▶ **GOAL OF THE EXERCISE**: Copy the entries character for character.

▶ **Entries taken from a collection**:
○ ○ ○

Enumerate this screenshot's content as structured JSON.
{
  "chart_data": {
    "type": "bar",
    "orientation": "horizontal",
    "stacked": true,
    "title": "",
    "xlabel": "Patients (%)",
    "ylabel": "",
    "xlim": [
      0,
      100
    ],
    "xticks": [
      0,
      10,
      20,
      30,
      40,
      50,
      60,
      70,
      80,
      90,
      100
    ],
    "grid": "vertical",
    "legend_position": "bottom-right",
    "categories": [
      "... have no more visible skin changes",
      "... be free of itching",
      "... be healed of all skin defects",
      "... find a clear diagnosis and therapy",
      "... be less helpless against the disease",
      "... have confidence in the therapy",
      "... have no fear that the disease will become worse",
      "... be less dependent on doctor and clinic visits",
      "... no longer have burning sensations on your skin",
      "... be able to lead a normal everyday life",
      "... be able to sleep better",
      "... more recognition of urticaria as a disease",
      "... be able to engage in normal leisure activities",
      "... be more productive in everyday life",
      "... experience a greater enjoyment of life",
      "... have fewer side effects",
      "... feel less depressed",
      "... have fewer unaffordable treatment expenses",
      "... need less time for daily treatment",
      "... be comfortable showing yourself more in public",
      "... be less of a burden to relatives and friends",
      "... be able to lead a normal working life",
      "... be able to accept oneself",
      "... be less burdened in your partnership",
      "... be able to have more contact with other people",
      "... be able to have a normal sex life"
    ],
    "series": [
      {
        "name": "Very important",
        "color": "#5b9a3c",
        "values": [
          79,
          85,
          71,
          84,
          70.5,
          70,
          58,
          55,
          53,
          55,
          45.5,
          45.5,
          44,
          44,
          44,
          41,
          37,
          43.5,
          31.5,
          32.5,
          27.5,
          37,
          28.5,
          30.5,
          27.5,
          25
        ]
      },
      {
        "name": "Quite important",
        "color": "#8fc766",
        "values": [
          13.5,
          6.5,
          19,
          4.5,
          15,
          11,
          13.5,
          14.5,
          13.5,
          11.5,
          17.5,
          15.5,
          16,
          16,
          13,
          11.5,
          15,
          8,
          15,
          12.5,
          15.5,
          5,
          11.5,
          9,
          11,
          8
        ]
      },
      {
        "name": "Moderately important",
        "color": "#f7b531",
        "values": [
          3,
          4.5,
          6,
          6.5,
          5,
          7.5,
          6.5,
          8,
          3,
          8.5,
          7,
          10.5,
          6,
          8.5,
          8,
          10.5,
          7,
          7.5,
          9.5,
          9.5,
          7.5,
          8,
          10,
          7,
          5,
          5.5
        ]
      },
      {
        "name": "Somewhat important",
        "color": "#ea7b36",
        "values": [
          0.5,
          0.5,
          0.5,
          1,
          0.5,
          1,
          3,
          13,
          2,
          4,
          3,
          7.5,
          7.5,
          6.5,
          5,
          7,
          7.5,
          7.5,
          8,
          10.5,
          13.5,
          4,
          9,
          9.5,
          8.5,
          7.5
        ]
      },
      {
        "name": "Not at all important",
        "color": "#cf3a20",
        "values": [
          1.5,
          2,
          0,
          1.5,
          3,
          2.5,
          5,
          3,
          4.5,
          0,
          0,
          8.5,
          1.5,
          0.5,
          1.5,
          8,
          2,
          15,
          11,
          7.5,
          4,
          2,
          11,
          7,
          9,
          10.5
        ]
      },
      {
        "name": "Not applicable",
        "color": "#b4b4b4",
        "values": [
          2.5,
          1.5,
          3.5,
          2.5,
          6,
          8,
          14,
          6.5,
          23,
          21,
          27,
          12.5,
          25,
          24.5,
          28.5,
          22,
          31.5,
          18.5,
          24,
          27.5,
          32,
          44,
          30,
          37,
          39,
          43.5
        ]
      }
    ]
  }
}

○ ○ ○

▶ **ANSWER**:
Enumerate this screenshot's content as structured JSON.
{
  "chart_data": {
    "type": "bar",
    "orientation": "horizontal",
    "stacked": true,
    "title": "",
    "xlabel": "Patients (%)",
    "ylabel": "",
    "xlim": [
      0,
      100
    ],
    "xticks": [
      0,
      10,
      20,
      30,
      40,
      50,
      60,
      70,
      80,
      90,
      100
    ],
    "grid": "vertical",
    "legend_position": "bottom-right",
    "categories": [
      "... have no more visible skin changes",
      "... be free of itching",
      "... be healed of all skin defects",
      "... find a clear diagnosis and therapy",
      "... be less helpless against the disease",
      "... have confidence in the therapy",
      "... have no fear that the disease will become worse",
      "... be less dependent on doctor and clinic visits",
      "... no longer have burning sensations on your skin",
      "... be able to lead a normal everyday life",
      "... be able to sleep better",
      "... more recognition of urticaria as a disease",
      "... be able to engage in normal leisure activities",
      "... be more productive in everyday life",
      "... experience a greater enjoyment of life",
      "... have fewer side effects",
      "... feel less depressed",
      "... have fewer unaffordable treatment expenses",
      "... need less time for daily treatment",
      "... be comfortable showing yourself more in public",
      "... be less of a burden to relatives and friends",
      "... be able to lead a normal working life",
      "... be able to accept oneself",
      "... be less burdened in your partnership",
      "... be able to have more contact with other people",
      "... be able to have a normal sex life"
    ],
    "series": [
      {
        "name": "Very important",
        "color": "#5b9a3c",
        "values": [
          79,
          85,
          71,
          84,
          70.5,
          70,
          58,
          55,
          53,
          55,
          45.5,
          45.5,
          44,
          44,
          44,
          41,
          37,
          43.5,
          31.5,
          32.5,
          27.5,
          37,
          28.5,
          30.5,
          27.5,
          25
        ]
      },
      {
        "name": "Quite important",
        "color": "#8fc766",
        "values": [
          13.5,
          6.5,
          19,
          4.5,
          15,
          11,
          13.5,
          14.5,
          13.5,
          11.5,
          17.5,
          15.5,
          16,
          16,
          13,
          11.5,
          15,
          8,
          15,
          12.5,
          15.5,
          5,
          11.5,
          9,
          11,
          8
        ]
      },
      {
        "name": "Moderately important",
        "color": "#f7b531",
        "values": [
          3,
          4.5,
          6,
          6.5,
          5,
          7.5,
          6.5,
          8,
          3,
          8.5,
          7,
          10.5,
          6,
          8.5,
          8,
          10.5,
          7,
          7.5,
          9.5,
          9.5,
          7.5,
          8,
          10,
          7,
          5,
          5.5
        ]
      },
      {
        "name": "Somewhat important",
        "color": "#ea7b36",
        "values": [
          0.5,
          0.5,
          0.5,
          1,
          0.5,
          1,
          3,
          13,
          2,
          4,
          3,
          7.5,
          7.5,
          6.5,
          5,
          7,
          7.5,
          7.5,
          8,
          10.5,
          13.5,
          4,
          9,
          9.5,
          8.5,
          7.5
        ]
      },
      {
        "name": "Not at all important",
        "color": "#cf3a20",
        "values": [
          1.5,
          2,
          0,
          1.5,
          3,
          2.5,
          5,
          3,
          4.5,
          0,
          0,
          8.5,
          1.5,
          0.5,
          1.5,
          8,
          2,
          15,
          11,
          7.5,
          4,
          2,
          11,
          7,
          9,
          10.5
        ]
      },
      {
        "name": "Not applicable",
        "color": "#b4b4b4",
        "values": [
          2.5,
          1.5,
          3.5,
          2.5,
          6,
          8,
          14,
          6.5,
          23,
          21,
          27,
          12.5,
          25,
          24.5,
          28.5,
          22,
          31.5,
          18.5,
          24,
          27.5,
          32,
          44,
          30,
          37,
          39,
          43.5
        ]
      }
    ]
  }
}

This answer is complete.